> 課題 1
ご都合主義を論じた文章のうち、「都合の悪いことには頬かぶりで」から始まり「同じことだと言っているのだ。」までの部分を、一字も変えずに書き写してください。
> 課題 2
ご都合主義を論じた文章を、示されている最後の文の後から書き継いでください。

> 本文抜粋
**********

都合の悪いことには頬かぶりで、情報隠蔽までやってのける、というのと、何でも良いから屋上屋を重ねておけば当面情勢は糊塗出来る、というのと、どれほどの違いがあるのだろうか。大概のことはともかく「ここは譲れない」「譲ってはいけない」という一線の様なものが、ご都合主義の前にどんどんなし崩しになってゆく。その意味では選ぶところあるまい。
牽強付会で言っている訳ではないのだが、元エネルギー庁次長とかのインサイダー取引の疑いにしても、同じ穴の狢の感が強い。ご本人は「周知の事実に基づいての株式の売買だから、インサイダー取引ではない」とおっしゃっているらしいが、とんでもない話なのは言うまでもないだろう。「瓜田の沓」の、「梨下の冠」のといっている訳ではない。「譲れない一線は、後で決めよう」というのでは、ダーツを先に壁に刺して、的をそのまわりになぞっているのと同じことだと言っているのだ。

**********

> データ部
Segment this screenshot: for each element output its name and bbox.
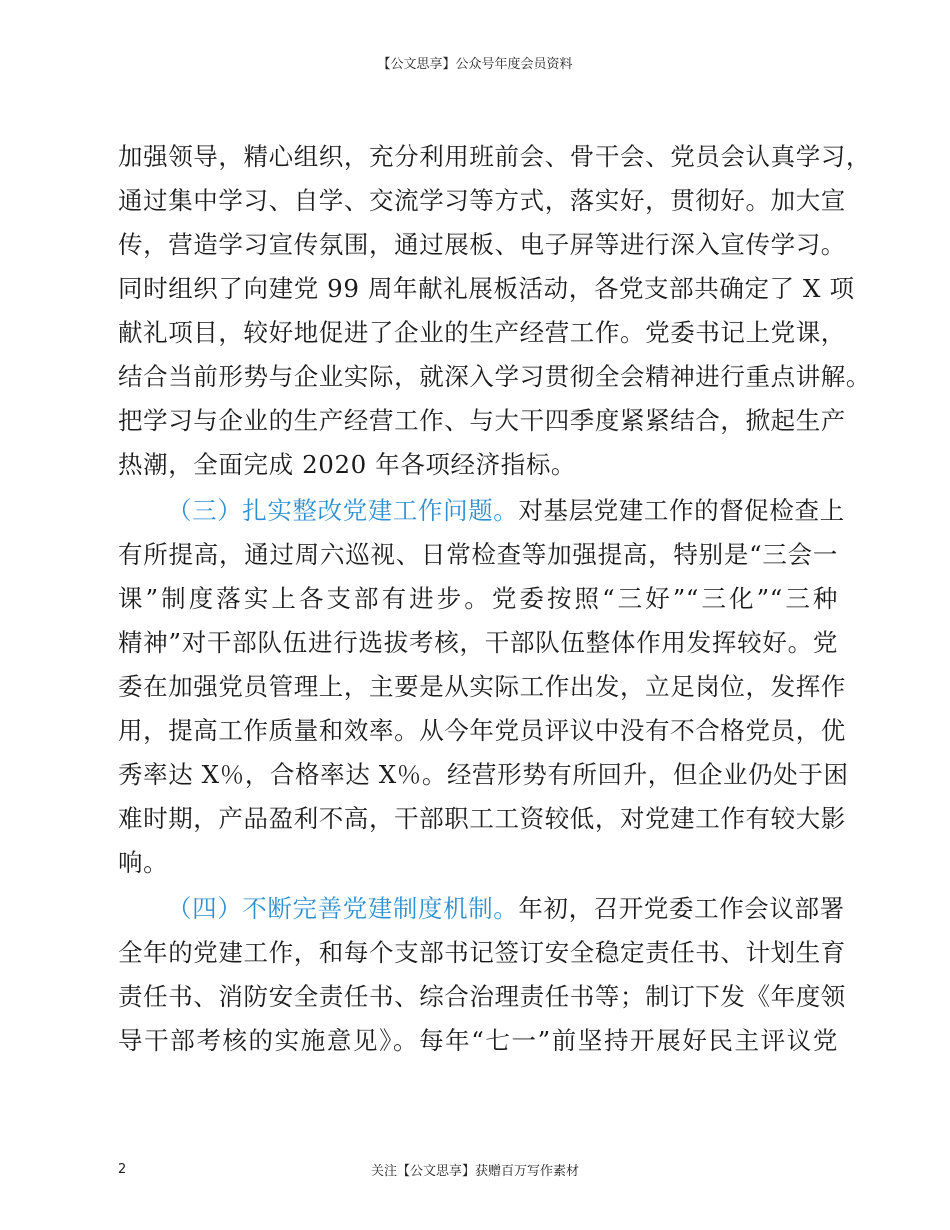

**********

> 記述解答 1
都合の悪いことには頬かぶりで、情報隠蔽までやってのける、というのと、何でも良いから屋上屋を重ねておけば当面情勢は糊塗出来る、というのと、どれほどの違いがあるのだろうか。大概のことはともかく「ここは譲れない」「譲ってはいけない」という一線の様なものが、ご都合主義の前にどんどんなし崩しになってゆく。その意味では選ぶところあるまい。
牽強付会で言っている訳ではないのだが、元エネルギー庁次長とかのインサイダー取引の疑いにしても、同じ穴の狢の感が強い。ご本人は「周知の事実に基づいての株式の売買だから、インサイダー取引ではない」とおっしゃっているらしいが、とんでもない話なのは言うまでもないだろう。「瓜田の沓」の、「梨下の冠」のといっている訳ではない。「譲れない一線は、後で決めよう」というのでは、ダーツを先に壁に刺して、的をそのまわりになぞっているのと同じことだと言っているのだ。

> 記述解答 2
恥の文化がわが国の特徴であるとされた時期もあるというのが、まるで嘘のようではないか。サラリーマン重役が何億円もの報酬を受けて、恬として恥じないのもそれならば、電車の中でお化粧直しに余念がないのも、モンスターペアレンツも、決して独立した事象ではない。このあたりで本気になって「躾け」を復活させないと、手遅れになってしまうのではないか、と思わせる事件が多い。ここでいう「躾け」とは、起立して君が代を歌わせれば良い、という体のものではない。むしろ野暮を承知で「見て見ぬ振りは止めよう」というのに近いように思う。横町のご隠居再登場だ。